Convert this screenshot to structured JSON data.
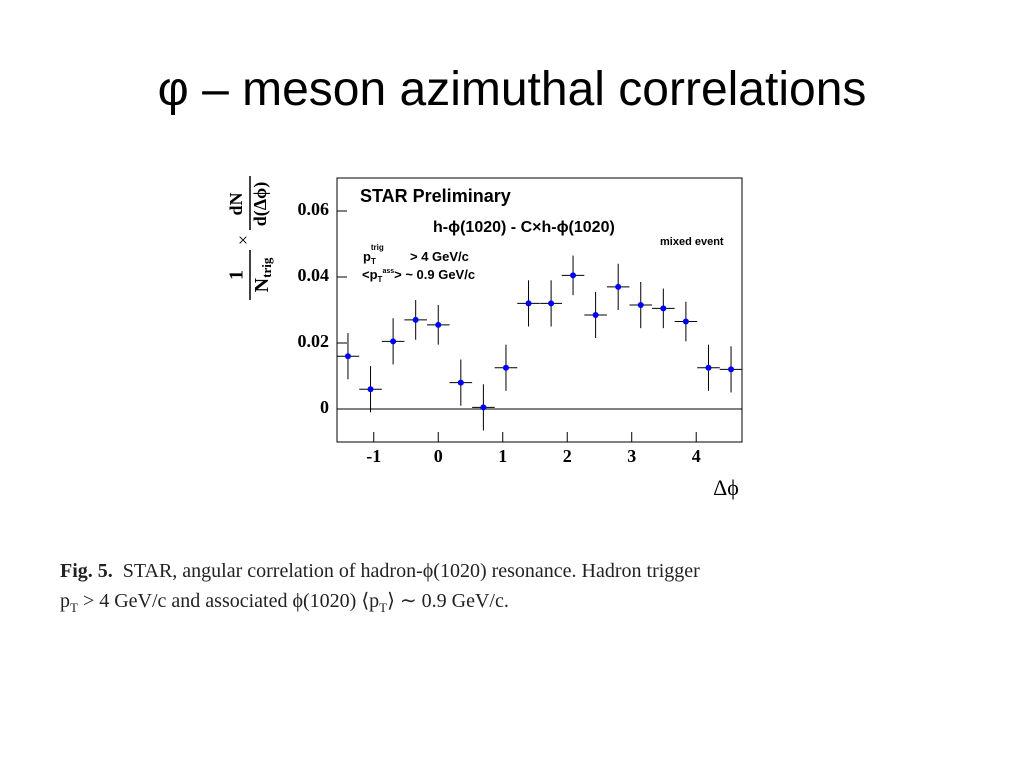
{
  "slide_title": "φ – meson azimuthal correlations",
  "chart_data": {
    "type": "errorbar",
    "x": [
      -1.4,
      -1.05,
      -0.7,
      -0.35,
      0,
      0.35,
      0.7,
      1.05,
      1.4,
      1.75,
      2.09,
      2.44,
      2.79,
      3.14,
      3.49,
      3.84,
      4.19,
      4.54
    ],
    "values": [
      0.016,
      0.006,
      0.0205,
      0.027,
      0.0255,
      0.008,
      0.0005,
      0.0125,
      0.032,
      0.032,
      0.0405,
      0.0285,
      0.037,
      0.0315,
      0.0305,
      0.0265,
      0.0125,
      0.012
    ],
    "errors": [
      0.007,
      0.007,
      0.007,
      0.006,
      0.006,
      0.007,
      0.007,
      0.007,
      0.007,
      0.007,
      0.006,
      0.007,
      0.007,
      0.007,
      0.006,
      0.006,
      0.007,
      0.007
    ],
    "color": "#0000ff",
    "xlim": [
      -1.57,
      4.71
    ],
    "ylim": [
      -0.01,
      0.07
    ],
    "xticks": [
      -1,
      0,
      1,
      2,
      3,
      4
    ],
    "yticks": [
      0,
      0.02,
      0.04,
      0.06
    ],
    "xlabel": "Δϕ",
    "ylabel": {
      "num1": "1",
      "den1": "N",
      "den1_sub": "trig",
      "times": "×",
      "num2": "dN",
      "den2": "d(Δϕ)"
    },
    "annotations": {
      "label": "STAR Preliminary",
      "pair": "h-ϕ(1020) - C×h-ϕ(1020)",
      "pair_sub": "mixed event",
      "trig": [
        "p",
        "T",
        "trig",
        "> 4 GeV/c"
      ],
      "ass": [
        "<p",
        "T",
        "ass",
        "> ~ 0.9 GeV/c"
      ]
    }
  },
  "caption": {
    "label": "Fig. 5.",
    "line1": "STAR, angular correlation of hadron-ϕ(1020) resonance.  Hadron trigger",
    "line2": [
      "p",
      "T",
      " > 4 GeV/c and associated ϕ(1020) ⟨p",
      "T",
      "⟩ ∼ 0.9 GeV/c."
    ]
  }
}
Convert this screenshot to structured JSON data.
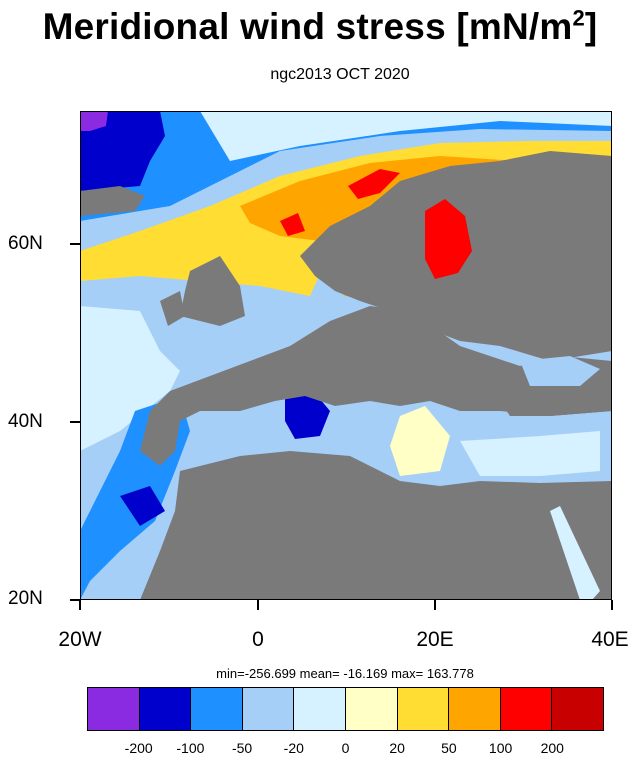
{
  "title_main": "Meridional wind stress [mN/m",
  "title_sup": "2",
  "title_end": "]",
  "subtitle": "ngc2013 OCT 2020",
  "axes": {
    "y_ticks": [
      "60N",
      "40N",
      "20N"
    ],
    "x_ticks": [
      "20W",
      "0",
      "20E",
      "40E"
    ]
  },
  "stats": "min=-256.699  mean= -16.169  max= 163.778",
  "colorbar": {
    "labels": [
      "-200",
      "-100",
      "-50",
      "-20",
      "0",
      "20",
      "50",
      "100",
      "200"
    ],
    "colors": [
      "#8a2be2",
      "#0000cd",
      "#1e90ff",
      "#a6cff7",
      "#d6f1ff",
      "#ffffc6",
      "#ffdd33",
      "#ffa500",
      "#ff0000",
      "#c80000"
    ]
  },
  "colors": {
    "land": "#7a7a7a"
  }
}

_ _ _ _ _ _ _

[WHAT TO PRODUCE] Print all entries exactly. The images do not belong in the copy.

[COMPLETE ANSWER]
Convert this screenshot to structured JSON data.
{
  "slide_title": "φ – meson azimuthal correlations",
  "chart_data": {
    "type": "errorbar",
    "x": [
      -1.4,
      -1.05,
      -0.7,
      -0.35,
      0,
      0.35,
      0.7,
      1.05,
      1.4,
      1.75,
      2.09,
      2.44,
      2.79,
      3.14,
      3.49,
      3.84,
      4.19,
      4.54
    ],
    "values": [
      0.016,
      0.006,
      0.0205,
      0.027,
      0.0255,
      0.008,
      0.0005,
      0.0125,
      0.032,
      0.032,
      0.0405,
      0.0285,
      0.037,
      0.0315,
      0.0305,
      0.0265,
      0.0125,
      0.012
    ],
    "errors": [
      0.007,
      0.007,
      0.007,
      0.006,
      0.006,
      0.007,
      0.007,
      0.007,
      0.007,
      0.007,
      0.006,
      0.007,
      0.007,
      0.007,
      0.006,
      0.006,
      0.007,
      0.007
    ],
    "color": "#0000ff",
    "xlim": [
      -1.57,
      4.71
    ],
    "ylim": [
      -0.01,
      0.07
    ],
    "xticks": [
      -1,
      0,
      1,
      2,
      3,
      4
    ],
    "yticks": [
      0,
      0.02,
      0.04,
      0.06
    ],
    "xlabel": "Δϕ",
    "ylabel": {
      "num1": "1",
      "den1": "N",
      "den1_sub": "trig",
      "times": "×",
      "num2": "dN",
      "den2": "d(Δϕ)"
    },
    "annotations": {
      "label": "STAR Preliminary",
      "pair": "h-ϕ(1020) - C×h-ϕ(1020)",
      "pair_sub": "mixed event",
      "trig": [
        "p",
        "T",
        "trig",
        "> 4 GeV/c"
      ],
      "ass": [
        "<p",
        "T",
        "ass",
        "> ~ 0.9 GeV/c"
      ]
    }
  },
  "caption": {
    "label": "Fig. 5.",
    "line1": "STAR, angular correlation of hadron-ϕ(1020) resonance.  Hadron trigger",
    "line2": [
      "p",
      "T",
      " > 4 GeV/c and associated ϕ(1020) ⟨p",
      "T",
      "⟩ ∼ 0.9 GeV/c."
    ]
  }
}
Convert this screenshot to structured JSON data.
{
  "title_main": "Meridional wind stress [mN/m",
  "title_sup": "2",
  "title_end": "]",
  "subtitle": "ngc2013 OCT 2020",
  "axes": {
    "y_ticks": [
      "60N",
      "40N",
      "20N"
    ],
    "x_ticks": [
      "20W",
      "0",
      "20E",
      "40E"
    ]
  },
  "stats": "min=-256.699  mean= -16.169  max= 163.778",
  "colorbar": {
    "labels": [
      "-200",
      "-100",
      "-50",
      "-20",
      "0",
      "20",
      "50",
      "100",
      "200"
    ],
    "colors": [
      "#8a2be2",
      "#0000cd",
      "#1e90ff",
      "#a6cff7",
      "#d6f1ff",
      "#ffffc6",
      "#ffdd33",
      "#ffa500",
      "#ff0000",
      "#c80000"
    ]
  },
  "colors": {
    "land": "#7a7a7a"
  }
}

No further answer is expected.